Supplied material:
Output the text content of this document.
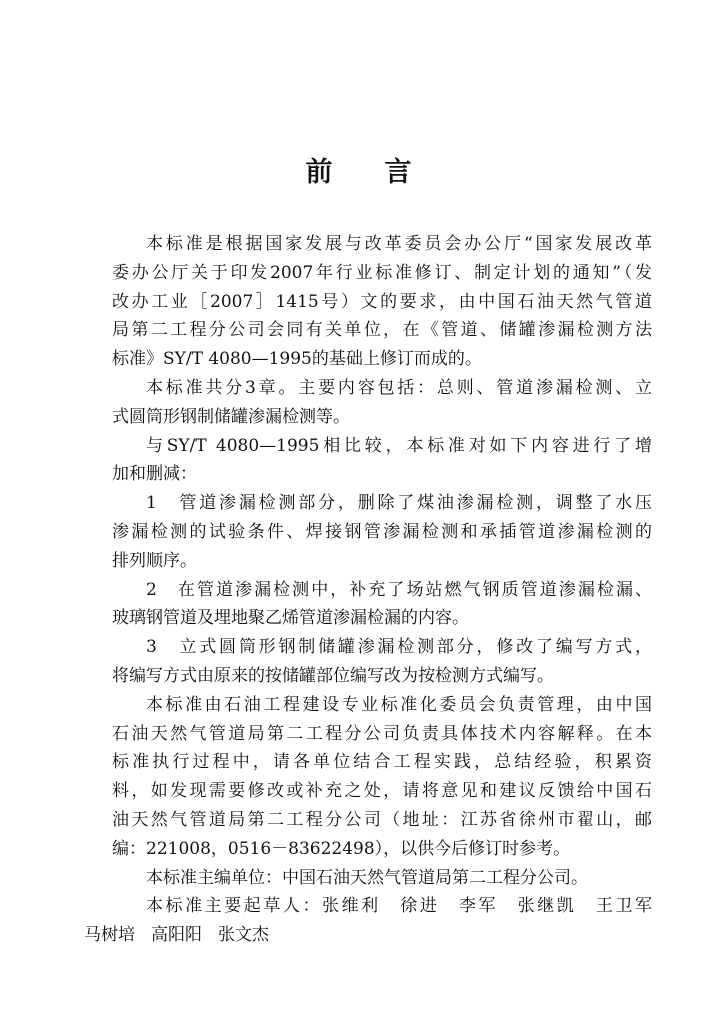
前 言

本标准是根据国家发展与改革委员会办公厅“国家发展改革
委办公厅关于印发2007年行业标准修订、制定计划的通知”（发
改办工业［2007］1415号）文的要求，由中国石油天然气管道
局第二工程分公司会同有关单位，在《管道、储罐渗漏检测方法
标准》SY/T 4080—1995的基础上修订而成的。

本标准共分3章。主要内容包括：总则、管道渗漏检测、立
式圆筒形钢制储罐渗漏检测等。

与SY/T 4080—1995相比较，本标准对如下内容进行了增
加和删减：

1　管道渗漏检测部分，删除了煤油渗漏检测，调整了水压
渗漏检测的试验条件、焊接钢管渗漏检测和承插管道渗漏检测的
排列顺序。

2　在管道渗漏检测中，补充了场站燃气钢质管道渗漏检漏、
玻璃钢管道及埋地聚乙烯管道渗漏检漏的内容。

3　立式圆筒形钢制储罐渗漏检测部分，修改了编写方式，
将编写方式由原来的按储罐部位编写改为按检测方式编写。

本标准由石油工程建设专业标准化委员会负责管理，由中国
石油天然气管道局第二工程分公司负责具体技术内容解释。在本
标准执行过程中，请各单位结合工程实践，总结经验，积累资
料，如发现需要修改或补充之处，请将意见和建议反馈给中国石
油天然气管道局第二工程分公司（地址：江苏省徐州市翟山，邮
编：221008，0516－83622498），以供今后修订时参考。

本标准主编单位：中国石油天然气管道局第二工程分公司。

本标准主要起草人：张维利　 徐进　 李军　 张继凯　 王卫军
马树培 高阳阳 张文杰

Problem details: Print the records above exactly as they stand, but leave out the pictures.

Full output:
Output the text content of this document.
前 言

本标准是根据国家发展与改革委员会办公厅“国家发展改革
委办公厅关于印发2007年行业标准修订、制定计划的通知”（发
改办工业［2007］1415号）文的要求，由中国石油天然气管道
局第二工程分公司会同有关单位，在《管道、储罐渗漏检测方法
标准》SY/T 4080—1995的基础上修订而成的。

本标准共分3章。主要内容包括：总则、管道渗漏检测、立
式圆筒形钢制储罐渗漏检测等。

与SY/T 4080—1995相比较，本标准对如下内容进行了增
加和删减：

1　管道渗漏检测部分，删除了煤油渗漏检测，调整了水压
渗漏检测的试验条件、焊接钢管渗漏检测和承插管道渗漏检测的
排列顺序。

2　在管道渗漏检测中，补充了场站燃气钢质管道渗漏检漏、
玻璃钢管道及埋地聚乙烯管道渗漏检漏的内容。

3　立式圆筒形钢制储罐渗漏检测部分，修改了编写方式，
将编写方式由原来的按储罐部位编写改为按检测方式编写。

本标准由石油工程建设专业标准化委员会负责管理，由中国
石油天然气管道局第二工程分公司负责具体技术内容解释。在本
标准执行过程中，请各单位结合工程实践，总结经验，积累资
料，如发现需要修改或补充之处，请将意见和建议反馈给中国石
油天然气管道局第二工程分公司（地址：江苏省徐州市翟山，邮
编：221008，0516－83622498），以供今后修订时参考。

本标准主编单位：中国石油天然气管道局第二工程分公司。

本标准主要起草人：张维利　 徐进　 李军　 张继凯　 王卫军
马树培 高阳阳 张文杰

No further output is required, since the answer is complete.